====== Source material
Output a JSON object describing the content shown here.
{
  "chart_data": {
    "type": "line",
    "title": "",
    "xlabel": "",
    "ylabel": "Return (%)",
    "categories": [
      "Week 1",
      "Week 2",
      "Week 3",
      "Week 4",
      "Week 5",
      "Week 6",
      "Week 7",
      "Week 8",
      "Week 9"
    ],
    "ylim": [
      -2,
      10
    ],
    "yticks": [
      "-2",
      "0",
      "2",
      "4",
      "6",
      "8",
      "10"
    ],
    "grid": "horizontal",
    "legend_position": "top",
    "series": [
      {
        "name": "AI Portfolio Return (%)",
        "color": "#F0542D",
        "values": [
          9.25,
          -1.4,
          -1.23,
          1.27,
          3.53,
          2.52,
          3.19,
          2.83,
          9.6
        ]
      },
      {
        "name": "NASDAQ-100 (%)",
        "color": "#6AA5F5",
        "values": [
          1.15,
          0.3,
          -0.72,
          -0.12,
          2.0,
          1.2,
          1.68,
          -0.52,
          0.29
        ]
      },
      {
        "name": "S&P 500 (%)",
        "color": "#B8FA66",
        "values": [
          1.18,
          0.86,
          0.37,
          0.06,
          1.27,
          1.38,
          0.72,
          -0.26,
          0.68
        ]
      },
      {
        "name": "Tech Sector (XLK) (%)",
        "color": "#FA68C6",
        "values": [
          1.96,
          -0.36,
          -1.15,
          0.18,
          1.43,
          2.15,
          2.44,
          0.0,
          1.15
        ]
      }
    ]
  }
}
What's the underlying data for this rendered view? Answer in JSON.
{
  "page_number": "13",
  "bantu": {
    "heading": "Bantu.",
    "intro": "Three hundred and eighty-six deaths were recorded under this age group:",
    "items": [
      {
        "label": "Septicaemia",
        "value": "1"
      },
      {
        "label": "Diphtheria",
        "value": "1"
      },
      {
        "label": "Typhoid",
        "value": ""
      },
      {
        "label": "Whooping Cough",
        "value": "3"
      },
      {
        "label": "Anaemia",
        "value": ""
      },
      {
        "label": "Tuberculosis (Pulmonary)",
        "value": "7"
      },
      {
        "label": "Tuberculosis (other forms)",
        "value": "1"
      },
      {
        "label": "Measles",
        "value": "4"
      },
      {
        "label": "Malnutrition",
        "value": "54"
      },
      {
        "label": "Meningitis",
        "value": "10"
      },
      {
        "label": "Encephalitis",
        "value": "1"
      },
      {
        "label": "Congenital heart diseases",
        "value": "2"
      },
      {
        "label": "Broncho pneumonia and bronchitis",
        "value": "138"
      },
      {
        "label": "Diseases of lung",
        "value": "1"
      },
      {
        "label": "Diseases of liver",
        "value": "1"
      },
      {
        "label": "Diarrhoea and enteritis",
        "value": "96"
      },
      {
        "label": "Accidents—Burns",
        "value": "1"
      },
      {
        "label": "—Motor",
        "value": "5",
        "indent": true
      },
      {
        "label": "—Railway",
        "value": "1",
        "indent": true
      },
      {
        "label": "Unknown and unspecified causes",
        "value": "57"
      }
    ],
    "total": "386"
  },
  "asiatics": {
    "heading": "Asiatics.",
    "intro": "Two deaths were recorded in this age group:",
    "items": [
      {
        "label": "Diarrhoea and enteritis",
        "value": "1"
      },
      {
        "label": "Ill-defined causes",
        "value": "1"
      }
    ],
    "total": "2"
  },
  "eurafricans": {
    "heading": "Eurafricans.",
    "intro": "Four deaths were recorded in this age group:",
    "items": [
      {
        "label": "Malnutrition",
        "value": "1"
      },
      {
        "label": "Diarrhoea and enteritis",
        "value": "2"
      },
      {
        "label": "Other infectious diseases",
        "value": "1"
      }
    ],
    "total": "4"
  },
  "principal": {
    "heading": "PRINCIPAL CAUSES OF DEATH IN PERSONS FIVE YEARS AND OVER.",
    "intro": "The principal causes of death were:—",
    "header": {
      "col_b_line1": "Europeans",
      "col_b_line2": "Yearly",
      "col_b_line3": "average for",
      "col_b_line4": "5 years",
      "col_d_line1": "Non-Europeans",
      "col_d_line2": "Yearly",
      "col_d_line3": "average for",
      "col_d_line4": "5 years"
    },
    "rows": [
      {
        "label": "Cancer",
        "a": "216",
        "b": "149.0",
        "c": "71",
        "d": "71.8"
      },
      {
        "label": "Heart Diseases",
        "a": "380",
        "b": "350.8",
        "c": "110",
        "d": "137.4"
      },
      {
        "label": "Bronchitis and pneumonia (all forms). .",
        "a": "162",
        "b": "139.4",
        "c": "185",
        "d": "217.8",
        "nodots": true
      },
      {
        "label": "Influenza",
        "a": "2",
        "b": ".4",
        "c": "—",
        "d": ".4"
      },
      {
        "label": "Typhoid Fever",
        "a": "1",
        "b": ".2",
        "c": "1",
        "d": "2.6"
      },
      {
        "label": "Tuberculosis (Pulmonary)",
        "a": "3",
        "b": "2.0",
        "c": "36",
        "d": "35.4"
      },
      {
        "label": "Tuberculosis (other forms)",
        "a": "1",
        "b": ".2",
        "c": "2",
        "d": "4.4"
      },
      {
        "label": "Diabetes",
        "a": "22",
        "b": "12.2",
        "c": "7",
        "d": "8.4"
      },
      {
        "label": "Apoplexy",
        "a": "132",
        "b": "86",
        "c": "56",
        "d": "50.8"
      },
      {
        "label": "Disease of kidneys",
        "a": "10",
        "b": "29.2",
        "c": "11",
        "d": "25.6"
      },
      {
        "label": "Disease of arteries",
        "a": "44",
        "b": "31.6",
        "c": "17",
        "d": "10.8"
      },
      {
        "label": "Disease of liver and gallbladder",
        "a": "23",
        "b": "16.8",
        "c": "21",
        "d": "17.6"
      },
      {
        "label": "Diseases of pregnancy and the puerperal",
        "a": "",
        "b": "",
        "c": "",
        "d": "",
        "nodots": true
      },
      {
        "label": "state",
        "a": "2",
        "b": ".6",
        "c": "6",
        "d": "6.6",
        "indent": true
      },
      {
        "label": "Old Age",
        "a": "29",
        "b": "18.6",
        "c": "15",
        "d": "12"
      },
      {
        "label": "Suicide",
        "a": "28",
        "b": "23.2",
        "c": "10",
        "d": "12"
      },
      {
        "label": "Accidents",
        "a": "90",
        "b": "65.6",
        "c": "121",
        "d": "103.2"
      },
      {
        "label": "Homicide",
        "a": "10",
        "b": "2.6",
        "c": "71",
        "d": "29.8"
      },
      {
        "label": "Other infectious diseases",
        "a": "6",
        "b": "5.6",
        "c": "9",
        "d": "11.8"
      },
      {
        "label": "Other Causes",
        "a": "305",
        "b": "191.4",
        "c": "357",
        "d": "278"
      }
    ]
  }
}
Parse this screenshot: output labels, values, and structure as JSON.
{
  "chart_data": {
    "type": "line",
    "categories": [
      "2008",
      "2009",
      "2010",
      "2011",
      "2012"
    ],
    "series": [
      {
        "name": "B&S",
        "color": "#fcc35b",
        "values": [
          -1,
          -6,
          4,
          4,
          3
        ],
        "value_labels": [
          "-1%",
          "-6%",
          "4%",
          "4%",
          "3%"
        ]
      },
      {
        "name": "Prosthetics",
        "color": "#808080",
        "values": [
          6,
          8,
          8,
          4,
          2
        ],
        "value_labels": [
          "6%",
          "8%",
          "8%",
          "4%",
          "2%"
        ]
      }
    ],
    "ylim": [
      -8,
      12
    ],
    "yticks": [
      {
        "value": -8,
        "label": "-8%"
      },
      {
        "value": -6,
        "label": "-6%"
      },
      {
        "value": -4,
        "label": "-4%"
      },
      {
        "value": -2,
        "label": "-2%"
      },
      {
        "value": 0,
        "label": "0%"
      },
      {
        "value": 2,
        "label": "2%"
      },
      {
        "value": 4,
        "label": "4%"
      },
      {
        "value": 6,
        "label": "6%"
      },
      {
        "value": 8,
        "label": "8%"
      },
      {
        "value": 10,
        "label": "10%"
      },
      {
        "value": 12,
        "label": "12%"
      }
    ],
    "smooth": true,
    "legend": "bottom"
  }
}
============
Exercise aim => Return, word for word, each line from the line that contains "Parse this screenshot: output" to the end of the listing above; include both end lines and nothing else.

Full answer =>
Parse this screenshot: output labels, values, and structure as JSON.
{
  "chart_data": {
    "type": "line",
    "categories": [
      "2008",
      "2009",
      "2010",
      "2011",
      "2012"
    ],
    "series": [
      {
        "name": "B&S",
        "color": "#fcc35b",
        "values": [
          -1,
          -6,
          4,
          4,
          3
        ],
        "value_labels": [
          "-1%",
          "-6%",
          "4%",
          "4%",
          "3%"
        ]
      },
      {
        "name": "Prosthetics",
        "color": "#808080",
        "values": [
          6,
          8,
          8,
          4,
          2
        ],
        "value_labels": [
          "6%",
          "8%",
          "8%",
          "4%",
          "2%"
        ]
      }
    ],
    "ylim": [
      -8,
      12
    ],
    "yticks": [
      {
        "value": -8,
        "label": "-8%"
      },
      {
        "value": -6,
        "label": "-6%"
      },
      {
        "value": -4,
        "label": "-4%"
      },
      {
        "value": -2,
        "label": "-2%"
      },
      {
        "value": 0,
        "label": "0%"
      },
      {
        "value": 2,
        "label": "2%"
      },
      {
        "value": 4,
        "label": "4%"
      },
      {
        "value": 6,
        "label": "6%"
      },
      {
        "value": 8,
        "label": "8%"
      },
      {
        "value": 10,
        "label": "10%"
      },
      {
        "value": 12,
        "label": "12%"
      }
    ],
    "smooth": true,
    "legend": "bottom"
  }
}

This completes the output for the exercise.